■ **Dataset entries on figures**:
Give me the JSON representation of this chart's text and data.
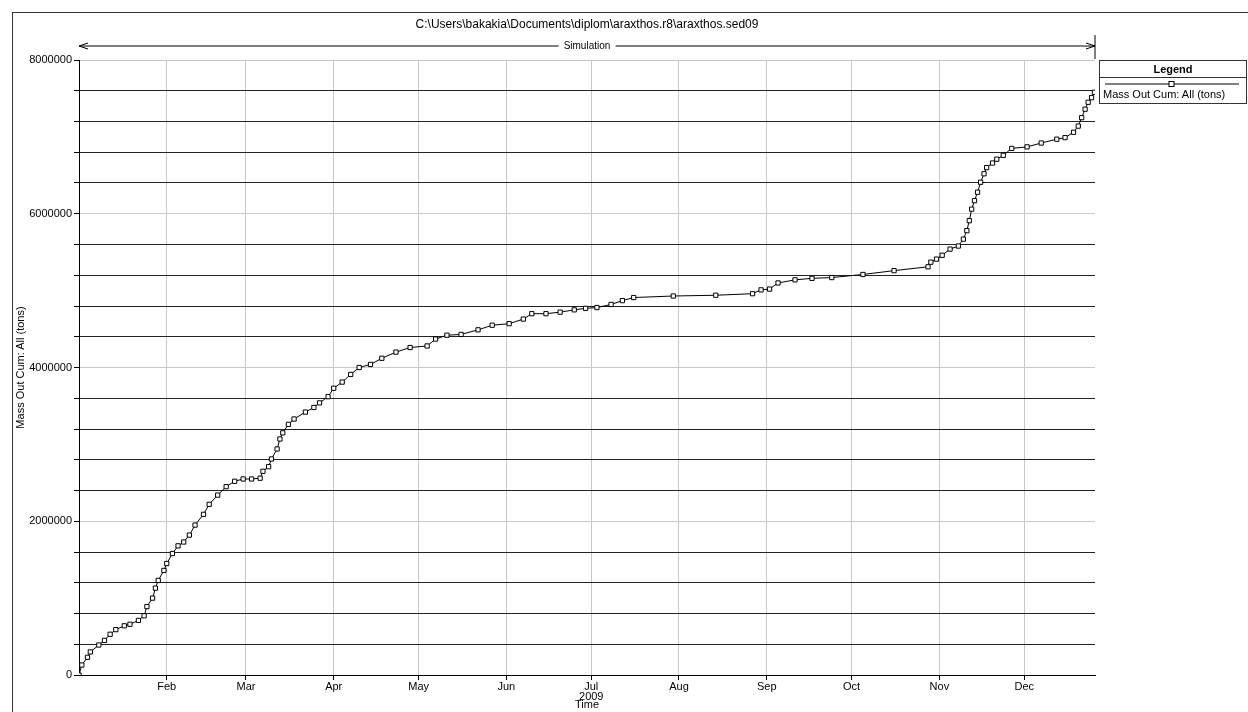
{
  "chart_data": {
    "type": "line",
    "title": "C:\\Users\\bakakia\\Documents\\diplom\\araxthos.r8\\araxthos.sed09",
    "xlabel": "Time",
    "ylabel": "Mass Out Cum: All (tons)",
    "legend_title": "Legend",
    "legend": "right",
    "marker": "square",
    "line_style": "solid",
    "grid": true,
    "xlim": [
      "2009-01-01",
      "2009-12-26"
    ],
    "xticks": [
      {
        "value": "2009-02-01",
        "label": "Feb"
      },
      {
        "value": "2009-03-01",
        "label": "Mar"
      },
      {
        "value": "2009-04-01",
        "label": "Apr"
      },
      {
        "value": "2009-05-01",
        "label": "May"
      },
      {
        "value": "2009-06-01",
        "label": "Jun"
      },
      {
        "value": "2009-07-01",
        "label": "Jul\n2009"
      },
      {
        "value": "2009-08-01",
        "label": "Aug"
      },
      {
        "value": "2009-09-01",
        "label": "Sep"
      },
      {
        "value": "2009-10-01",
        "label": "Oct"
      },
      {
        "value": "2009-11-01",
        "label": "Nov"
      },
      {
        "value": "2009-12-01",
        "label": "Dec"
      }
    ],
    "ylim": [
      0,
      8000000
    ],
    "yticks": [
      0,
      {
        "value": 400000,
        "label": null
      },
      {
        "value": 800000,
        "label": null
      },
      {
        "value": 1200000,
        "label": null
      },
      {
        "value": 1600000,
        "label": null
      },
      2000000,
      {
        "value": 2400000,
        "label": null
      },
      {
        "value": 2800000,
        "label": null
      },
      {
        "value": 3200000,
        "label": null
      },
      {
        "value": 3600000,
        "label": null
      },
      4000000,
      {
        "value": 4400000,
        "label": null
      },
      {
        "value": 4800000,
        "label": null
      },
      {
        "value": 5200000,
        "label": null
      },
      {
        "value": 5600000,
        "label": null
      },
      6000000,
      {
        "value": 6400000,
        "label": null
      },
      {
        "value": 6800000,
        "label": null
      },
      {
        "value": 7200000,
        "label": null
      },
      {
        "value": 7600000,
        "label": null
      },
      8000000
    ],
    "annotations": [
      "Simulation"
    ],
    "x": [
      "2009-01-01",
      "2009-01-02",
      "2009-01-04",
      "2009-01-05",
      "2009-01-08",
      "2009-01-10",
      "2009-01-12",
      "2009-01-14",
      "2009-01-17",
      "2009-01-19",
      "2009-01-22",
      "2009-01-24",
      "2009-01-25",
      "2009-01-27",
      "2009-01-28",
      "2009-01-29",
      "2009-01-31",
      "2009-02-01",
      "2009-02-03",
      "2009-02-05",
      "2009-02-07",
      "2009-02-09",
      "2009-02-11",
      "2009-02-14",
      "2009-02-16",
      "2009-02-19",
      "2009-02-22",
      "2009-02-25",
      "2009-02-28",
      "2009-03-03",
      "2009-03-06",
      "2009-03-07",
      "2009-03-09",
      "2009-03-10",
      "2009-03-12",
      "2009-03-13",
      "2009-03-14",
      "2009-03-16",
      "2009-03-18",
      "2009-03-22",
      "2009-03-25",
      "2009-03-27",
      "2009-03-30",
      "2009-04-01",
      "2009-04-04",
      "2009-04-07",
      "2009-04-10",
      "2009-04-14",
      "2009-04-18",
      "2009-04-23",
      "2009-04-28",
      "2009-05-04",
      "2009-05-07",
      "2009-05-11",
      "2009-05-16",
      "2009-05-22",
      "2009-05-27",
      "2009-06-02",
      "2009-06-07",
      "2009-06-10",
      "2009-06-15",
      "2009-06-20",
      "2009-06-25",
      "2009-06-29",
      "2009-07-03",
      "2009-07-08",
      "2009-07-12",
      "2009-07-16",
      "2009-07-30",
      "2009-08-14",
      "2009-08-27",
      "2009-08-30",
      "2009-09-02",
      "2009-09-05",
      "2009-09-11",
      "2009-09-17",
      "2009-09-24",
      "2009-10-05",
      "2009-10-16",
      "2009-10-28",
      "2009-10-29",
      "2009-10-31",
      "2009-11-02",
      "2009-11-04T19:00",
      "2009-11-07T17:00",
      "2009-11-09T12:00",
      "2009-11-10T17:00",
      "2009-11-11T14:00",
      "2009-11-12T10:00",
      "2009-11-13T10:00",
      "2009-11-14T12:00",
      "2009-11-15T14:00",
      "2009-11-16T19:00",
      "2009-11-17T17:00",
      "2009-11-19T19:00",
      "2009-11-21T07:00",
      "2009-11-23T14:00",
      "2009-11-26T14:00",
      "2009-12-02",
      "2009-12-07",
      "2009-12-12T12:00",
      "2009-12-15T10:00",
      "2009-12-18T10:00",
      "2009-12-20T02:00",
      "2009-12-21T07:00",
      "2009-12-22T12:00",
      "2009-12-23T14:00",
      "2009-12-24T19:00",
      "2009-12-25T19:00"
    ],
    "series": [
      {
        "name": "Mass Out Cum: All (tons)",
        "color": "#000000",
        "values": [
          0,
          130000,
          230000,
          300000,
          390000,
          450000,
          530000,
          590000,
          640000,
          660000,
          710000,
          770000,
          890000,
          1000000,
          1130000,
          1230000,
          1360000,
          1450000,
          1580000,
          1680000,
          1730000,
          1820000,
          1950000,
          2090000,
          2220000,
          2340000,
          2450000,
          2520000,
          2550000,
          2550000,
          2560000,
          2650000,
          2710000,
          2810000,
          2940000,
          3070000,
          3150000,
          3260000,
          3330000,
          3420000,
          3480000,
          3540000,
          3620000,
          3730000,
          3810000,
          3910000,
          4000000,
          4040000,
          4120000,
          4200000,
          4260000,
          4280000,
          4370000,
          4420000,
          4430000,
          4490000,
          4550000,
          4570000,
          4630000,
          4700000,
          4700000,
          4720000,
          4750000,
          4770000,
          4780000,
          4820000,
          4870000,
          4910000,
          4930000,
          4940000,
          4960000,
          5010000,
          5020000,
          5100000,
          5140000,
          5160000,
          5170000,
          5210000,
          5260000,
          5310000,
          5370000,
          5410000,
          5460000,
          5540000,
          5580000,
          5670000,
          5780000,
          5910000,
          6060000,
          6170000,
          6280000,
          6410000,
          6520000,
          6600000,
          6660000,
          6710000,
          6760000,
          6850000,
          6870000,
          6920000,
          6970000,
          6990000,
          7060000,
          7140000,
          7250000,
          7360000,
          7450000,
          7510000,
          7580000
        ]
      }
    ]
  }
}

■ **Work required**: Reproduce the full listing above verbatim, with no pictures included.

■ **Complete response**:
Give me the JSON representation of this chart's text and data.
{
  "chart_data": {
    "type": "line",
    "title": "C:\\Users\\bakakia\\Documents\\diplom\\araxthos.r8\\araxthos.sed09",
    "xlabel": "Time",
    "ylabel": "Mass Out Cum: All (tons)",
    "legend_title": "Legend",
    "legend": "right",
    "marker": "square",
    "line_style": "solid",
    "grid": true,
    "xlim": [
      "2009-01-01",
      "2009-12-26"
    ],
    "xticks": [
      {
        "value": "2009-02-01",
        "label": "Feb"
      },
      {
        "value": "2009-03-01",
        "label": "Mar"
      },
      {
        "value": "2009-04-01",
        "label": "Apr"
      },
      {
        "value": "2009-05-01",
        "label": "May"
      },
      {
        "value": "2009-06-01",
        "label": "Jun"
      },
      {
        "value": "2009-07-01",
        "label": "Jul\n2009"
      },
      {
        "value": "2009-08-01",
        "label": "Aug"
      },
      {
        "value": "2009-09-01",
        "label": "Sep"
      },
      {
        "value": "2009-10-01",
        "label": "Oct"
      },
      {
        "value": "2009-11-01",
        "label": "Nov"
      },
      {
        "value": "2009-12-01",
        "label": "Dec"
      }
    ],
    "ylim": [
      0,
      8000000
    ],
    "yticks": [
      0,
      {
        "value": 400000,
        "label": null
      },
      {
        "value": 800000,
        "label": null
      },
      {
        "value": 1200000,
        "label": null
      },
      {
        "value": 1600000,
        "label": null
      },
      2000000,
      {
        "value": 2400000,
        "label": null
      },
      {
        "value": 2800000,
        "label": null
      },
      {
        "value": 3200000,
        "label": null
      },
      {
        "value": 3600000,
        "label": null
      },
      4000000,
      {
        "value": 4400000,
        "label": null
      },
      {
        "value": 4800000,
        "label": null
      },
      {
        "value": 5200000,
        "label": null
      },
      {
        "value": 5600000,
        "label": null
      },
      6000000,
      {
        "value": 6400000,
        "label": null
      },
      {
        "value": 6800000,
        "label": null
      },
      {
        "value": 7200000,
        "label": null
      },
      {
        "value": 7600000,
        "label": null
      },
      8000000
    ],
    "annotations": [
      "Simulation"
    ],
    "x": [
      "2009-01-01",
      "2009-01-02",
      "2009-01-04",
      "2009-01-05",
      "2009-01-08",
      "2009-01-10",
      "2009-01-12",
      "2009-01-14",
      "2009-01-17",
      "2009-01-19",
      "2009-01-22",
      "2009-01-24",
      "2009-01-25",
      "2009-01-27",
      "2009-01-28",
      "2009-01-29",
      "2009-01-31",
      "2009-02-01",
      "2009-02-03",
      "2009-02-05",
      "2009-02-07",
      "2009-02-09",
      "2009-02-11",
      "2009-02-14",
      "2009-02-16",
      "2009-02-19",
      "2009-02-22",
      "2009-02-25",
      "2009-02-28",
      "2009-03-03",
      "2009-03-06",
      "2009-03-07",
      "2009-03-09",
      "2009-03-10",
      "2009-03-12",
      "2009-03-13",
      "2009-03-14",
      "2009-03-16",
      "2009-03-18",
      "2009-03-22",
      "2009-03-25",
      "2009-03-27",
      "2009-03-30",
      "2009-04-01",
      "2009-04-04",
      "2009-04-07",
      "2009-04-10",
      "2009-04-14",
      "2009-04-18",
      "2009-04-23",
      "2009-04-28",
      "2009-05-04",
      "2009-05-07",
      "2009-05-11",
      "2009-05-16",
      "2009-05-22",
      "2009-05-27",
      "2009-06-02",
      "2009-06-07",
      "2009-06-10",
      "2009-06-15",
      "2009-06-20",
      "2009-06-25",
      "2009-06-29",
      "2009-07-03",
      "2009-07-08",
      "2009-07-12",
      "2009-07-16",
      "2009-07-30",
      "2009-08-14",
      "2009-08-27",
      "2009-08-30",
      "2009-09-02",
      "2009-09-05",
      "2009-09-11",
      "2009-09-17",
      "2009-09-24",
      "2009-10-05",
      "2009-10-16",
      "2009-10-28",
      "2009-10-29",
      "2009-10-31",
      "2009-11-02",
      "2009-11-04T19:00",
      "2009-11-07T17:00",
      "2009-11-09T12:00",
      "2009-11-10T17:00",
      "2009-11-11T14:00",
      "2009-11-12T10:00",
      "2009-11-13T10:00",
      "2009-11-14T12:00",
      "2009-11-15T14:00",
      "2009-11-16T19:00",
      "2009-11-17T17:00",
      "2009-11-19T19:00",
      "2009-11-21T07:00",
      "2009-11-23T14:00",
      "2009-11-26T14:00",
      "2009-12-02",
      "2009-12-07",
      "2009-12-12T12:00",
      "2009-12-15T10:00",
      "2009-12-18T10:00",
      "2009-12-20T02:00",
      "2009-12-21T07:00",
      "2009-12-22T12:00",
      "2009-12-23T14:00",
      "2009-12-24T19:00",
      "2009-12-25T19:00"
    ],
    "series": [
      {
        "name": "Mass Out Cum: All (tons)",
        "color": "#000000",
        "values": [
          0,
          130000,
          230000,
          300000,
          390000,
          450000,
          530000,
          590000,
          640000,
          660000,
          710000,
          770000,
          890000,
          1000000,
          1130000,
          1230000,
          1360000,
          1450000,
          1580000,
          1680000,
          1730000,
          1820000,
          1950000,
          2090000,
          2220000,
          2340000,
          2450000,
          2520000,
          2550000,
          2550000,
          2560000,
          2650000,
          2710000,
          2810000,
          2940000,
          3070000,
          3150000,
          3260000,
          3330000,
          3420000,
          3480000,
          3540000,
          3620000,
          3730000,
          3810000,
          3910000,
          4000000,
          4040000,
          4120000,
          4200000,
          4260000,
          4280000,
          4370000,
          4420000,
          4430000,
          4490000,
          4550000,
          4570000,
          4630000,
          4700000,
          4700000,
          4720000,
          4750000,
          4770000,
          4780000,
          4820000,
          4870000,
          4910000,
          4930000,
          4940000,
          4960000,
          5010000,
          5020000,
          5100000,
          5140000,
          5160000,
          5170000,
          5210000,
          5260000,
          5310000,
          5370000,
          5410000,
          5460000,
          5540000,
          5580000,
          5670000,
          5780000,
          5910000,
          6060000,
          6170000,
          6280000,
          6410000,
          6520000,
          6600000,
          6660000,
          6710000,
          6760000,
          6850000,
          6870000,
          6920000,
          6970000,
          6990000,
          7060000,
          7140000,
          7250000,
          7360000,
          7450000,
          7510000,
          7580000
        ]
      }
    ]
  }
}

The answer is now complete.